**Task details**.
Every line below that holds the string "government" should be copied out.

········

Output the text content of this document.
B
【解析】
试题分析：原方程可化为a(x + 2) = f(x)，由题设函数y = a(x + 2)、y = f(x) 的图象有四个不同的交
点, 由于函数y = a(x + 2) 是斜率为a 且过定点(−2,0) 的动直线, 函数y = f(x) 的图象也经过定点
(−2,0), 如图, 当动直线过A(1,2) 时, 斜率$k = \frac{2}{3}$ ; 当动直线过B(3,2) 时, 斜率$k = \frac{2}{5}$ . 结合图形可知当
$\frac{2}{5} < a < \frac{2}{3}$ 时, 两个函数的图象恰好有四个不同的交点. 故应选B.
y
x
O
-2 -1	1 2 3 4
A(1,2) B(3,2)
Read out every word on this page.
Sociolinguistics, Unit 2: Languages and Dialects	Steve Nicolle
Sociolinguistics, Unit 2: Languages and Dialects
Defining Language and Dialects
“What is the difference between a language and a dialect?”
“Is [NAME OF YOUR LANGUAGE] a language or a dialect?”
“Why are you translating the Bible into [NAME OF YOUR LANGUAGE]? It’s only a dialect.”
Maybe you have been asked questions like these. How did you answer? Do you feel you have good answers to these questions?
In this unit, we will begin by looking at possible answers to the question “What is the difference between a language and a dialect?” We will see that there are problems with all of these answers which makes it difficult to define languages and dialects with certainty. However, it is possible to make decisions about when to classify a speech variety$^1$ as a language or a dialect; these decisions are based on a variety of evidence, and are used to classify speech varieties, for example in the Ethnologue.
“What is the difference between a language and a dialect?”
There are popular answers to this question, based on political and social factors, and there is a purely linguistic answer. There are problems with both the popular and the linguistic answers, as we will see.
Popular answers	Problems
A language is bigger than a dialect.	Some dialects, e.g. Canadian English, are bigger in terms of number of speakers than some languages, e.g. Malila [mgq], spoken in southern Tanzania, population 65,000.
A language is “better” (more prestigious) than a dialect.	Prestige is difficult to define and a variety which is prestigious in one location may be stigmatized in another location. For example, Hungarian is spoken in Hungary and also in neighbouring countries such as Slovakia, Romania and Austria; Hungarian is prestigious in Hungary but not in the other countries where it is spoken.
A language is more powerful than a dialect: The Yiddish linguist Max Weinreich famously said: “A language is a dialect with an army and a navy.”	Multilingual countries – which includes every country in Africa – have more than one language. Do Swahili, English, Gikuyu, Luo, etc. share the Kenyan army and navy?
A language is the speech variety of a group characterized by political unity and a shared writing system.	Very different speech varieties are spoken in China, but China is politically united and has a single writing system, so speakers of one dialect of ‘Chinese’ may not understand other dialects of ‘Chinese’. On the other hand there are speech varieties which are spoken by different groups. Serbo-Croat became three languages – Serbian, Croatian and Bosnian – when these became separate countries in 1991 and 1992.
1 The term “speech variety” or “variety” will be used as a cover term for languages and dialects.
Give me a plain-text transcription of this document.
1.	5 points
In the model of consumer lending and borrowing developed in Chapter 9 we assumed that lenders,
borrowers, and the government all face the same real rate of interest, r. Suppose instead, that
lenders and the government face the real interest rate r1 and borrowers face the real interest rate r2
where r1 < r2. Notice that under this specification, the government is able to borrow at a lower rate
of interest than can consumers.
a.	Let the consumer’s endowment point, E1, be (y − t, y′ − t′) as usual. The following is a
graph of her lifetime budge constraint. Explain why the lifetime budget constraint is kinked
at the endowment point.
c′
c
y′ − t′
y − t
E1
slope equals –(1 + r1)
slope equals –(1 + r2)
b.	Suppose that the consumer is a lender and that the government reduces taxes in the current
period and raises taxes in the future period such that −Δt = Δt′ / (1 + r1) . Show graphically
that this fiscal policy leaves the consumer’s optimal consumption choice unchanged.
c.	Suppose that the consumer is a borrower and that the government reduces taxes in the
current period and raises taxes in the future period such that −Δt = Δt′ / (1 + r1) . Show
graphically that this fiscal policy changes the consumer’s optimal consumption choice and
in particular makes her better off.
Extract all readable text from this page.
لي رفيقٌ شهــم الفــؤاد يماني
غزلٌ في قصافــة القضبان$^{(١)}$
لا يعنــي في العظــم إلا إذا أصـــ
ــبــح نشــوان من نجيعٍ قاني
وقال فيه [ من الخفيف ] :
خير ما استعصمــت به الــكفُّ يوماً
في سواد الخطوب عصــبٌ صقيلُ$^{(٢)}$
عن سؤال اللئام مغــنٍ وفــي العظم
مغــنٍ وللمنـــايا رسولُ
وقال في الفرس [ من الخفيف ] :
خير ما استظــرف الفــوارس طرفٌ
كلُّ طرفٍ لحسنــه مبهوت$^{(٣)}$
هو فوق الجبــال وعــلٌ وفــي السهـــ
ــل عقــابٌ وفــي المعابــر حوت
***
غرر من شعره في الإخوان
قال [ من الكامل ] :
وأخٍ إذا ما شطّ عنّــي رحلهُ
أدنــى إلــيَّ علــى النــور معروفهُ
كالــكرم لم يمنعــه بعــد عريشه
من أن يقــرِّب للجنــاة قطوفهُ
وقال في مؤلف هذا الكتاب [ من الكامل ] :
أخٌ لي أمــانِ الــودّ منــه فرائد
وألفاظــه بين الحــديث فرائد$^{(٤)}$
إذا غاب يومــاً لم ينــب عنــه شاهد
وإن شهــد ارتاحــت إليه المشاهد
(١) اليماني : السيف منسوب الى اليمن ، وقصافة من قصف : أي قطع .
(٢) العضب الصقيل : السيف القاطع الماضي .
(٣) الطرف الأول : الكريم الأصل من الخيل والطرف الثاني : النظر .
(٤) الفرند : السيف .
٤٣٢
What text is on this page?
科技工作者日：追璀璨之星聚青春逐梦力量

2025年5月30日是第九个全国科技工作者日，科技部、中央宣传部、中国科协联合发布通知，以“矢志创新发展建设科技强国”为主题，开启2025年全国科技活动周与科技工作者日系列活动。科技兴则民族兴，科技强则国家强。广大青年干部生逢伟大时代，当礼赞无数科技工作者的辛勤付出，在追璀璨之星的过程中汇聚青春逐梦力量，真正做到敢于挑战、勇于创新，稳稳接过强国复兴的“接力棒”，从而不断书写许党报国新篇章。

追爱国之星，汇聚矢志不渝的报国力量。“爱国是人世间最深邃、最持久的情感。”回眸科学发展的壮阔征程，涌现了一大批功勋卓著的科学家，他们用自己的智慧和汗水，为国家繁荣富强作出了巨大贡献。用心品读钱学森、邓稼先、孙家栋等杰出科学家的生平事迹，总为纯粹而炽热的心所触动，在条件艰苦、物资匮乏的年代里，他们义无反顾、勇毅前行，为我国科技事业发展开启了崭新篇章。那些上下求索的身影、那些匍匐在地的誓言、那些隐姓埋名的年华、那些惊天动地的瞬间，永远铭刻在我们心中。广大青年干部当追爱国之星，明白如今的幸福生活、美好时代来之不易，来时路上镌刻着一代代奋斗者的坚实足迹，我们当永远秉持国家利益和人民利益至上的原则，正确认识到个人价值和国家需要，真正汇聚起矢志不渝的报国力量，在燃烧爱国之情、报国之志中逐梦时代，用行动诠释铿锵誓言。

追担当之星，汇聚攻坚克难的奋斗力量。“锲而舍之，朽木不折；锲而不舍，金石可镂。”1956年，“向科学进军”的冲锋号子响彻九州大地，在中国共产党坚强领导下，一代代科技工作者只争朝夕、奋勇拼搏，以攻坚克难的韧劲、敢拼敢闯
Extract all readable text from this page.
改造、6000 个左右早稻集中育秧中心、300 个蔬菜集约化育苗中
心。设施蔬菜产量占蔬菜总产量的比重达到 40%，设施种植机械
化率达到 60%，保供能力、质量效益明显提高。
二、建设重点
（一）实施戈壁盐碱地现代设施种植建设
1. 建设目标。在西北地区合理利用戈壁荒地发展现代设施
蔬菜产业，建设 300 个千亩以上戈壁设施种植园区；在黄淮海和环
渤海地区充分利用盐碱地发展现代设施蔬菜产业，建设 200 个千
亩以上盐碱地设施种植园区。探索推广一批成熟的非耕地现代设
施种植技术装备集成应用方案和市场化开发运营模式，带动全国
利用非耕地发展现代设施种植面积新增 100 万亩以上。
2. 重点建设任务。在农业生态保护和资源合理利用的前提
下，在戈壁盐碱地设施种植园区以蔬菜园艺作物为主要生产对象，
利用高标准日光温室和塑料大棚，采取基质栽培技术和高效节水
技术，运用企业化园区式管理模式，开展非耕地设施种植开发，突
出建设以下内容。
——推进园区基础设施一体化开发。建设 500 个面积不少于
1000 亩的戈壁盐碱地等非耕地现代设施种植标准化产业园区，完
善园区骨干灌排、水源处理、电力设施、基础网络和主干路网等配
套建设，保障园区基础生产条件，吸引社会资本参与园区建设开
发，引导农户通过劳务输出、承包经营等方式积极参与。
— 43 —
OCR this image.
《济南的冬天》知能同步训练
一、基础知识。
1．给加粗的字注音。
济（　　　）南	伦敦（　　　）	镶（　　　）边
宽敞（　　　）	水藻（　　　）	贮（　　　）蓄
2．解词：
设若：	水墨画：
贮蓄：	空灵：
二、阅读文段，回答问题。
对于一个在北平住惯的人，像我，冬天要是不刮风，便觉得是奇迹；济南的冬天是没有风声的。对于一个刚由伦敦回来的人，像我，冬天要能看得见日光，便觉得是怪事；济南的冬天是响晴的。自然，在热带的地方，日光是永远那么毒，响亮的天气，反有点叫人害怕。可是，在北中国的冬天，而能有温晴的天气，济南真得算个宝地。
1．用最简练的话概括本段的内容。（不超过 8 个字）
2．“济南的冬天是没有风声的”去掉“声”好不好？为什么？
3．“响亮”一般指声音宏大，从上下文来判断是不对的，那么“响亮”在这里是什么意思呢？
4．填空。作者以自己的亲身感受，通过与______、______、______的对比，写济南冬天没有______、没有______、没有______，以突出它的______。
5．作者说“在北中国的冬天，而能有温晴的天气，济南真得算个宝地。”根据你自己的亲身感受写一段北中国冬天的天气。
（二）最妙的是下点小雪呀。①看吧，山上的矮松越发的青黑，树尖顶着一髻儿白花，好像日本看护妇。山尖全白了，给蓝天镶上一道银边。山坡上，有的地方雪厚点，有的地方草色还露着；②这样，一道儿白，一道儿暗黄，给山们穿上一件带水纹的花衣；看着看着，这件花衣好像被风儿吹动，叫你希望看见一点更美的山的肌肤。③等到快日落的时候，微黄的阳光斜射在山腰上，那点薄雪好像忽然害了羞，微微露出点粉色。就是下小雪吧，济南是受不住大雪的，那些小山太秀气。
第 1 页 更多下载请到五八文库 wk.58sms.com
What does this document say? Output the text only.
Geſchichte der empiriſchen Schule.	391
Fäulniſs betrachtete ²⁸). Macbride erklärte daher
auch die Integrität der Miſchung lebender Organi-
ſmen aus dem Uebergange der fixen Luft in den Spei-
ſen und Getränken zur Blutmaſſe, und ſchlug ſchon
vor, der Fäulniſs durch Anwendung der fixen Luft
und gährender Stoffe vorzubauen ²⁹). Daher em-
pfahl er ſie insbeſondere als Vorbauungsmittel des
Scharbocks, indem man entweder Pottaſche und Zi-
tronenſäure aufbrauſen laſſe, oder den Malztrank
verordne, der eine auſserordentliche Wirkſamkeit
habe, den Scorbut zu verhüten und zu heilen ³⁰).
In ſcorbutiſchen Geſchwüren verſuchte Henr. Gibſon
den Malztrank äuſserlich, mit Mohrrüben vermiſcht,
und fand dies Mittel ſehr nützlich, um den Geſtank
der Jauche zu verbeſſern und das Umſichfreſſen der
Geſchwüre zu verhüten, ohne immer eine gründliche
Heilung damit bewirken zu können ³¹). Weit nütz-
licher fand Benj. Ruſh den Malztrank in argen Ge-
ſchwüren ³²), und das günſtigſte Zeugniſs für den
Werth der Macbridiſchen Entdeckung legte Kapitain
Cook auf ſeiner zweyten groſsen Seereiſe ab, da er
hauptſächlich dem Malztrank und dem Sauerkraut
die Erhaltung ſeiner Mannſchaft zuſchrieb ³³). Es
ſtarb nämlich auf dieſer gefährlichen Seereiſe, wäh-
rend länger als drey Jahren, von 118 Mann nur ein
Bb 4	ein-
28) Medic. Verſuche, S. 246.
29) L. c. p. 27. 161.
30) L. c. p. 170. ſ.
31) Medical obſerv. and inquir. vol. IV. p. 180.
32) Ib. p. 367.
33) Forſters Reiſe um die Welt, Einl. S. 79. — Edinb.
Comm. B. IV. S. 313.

········

**The answer**.
borrowers, and the government all face the same real rate of interest, r. Suppose instead, that
lenders and the government face the real interest rate r1 and borrowers face the real interest rate r2
where r1 < r2. Notice that under this specification, the government is able to borrow at a lower rate
b.	Suppose that the consumer is a lender and that the government reduces taxes in the current
c.	Suppose that the consumer is a borrower and that the government reduces taxes in the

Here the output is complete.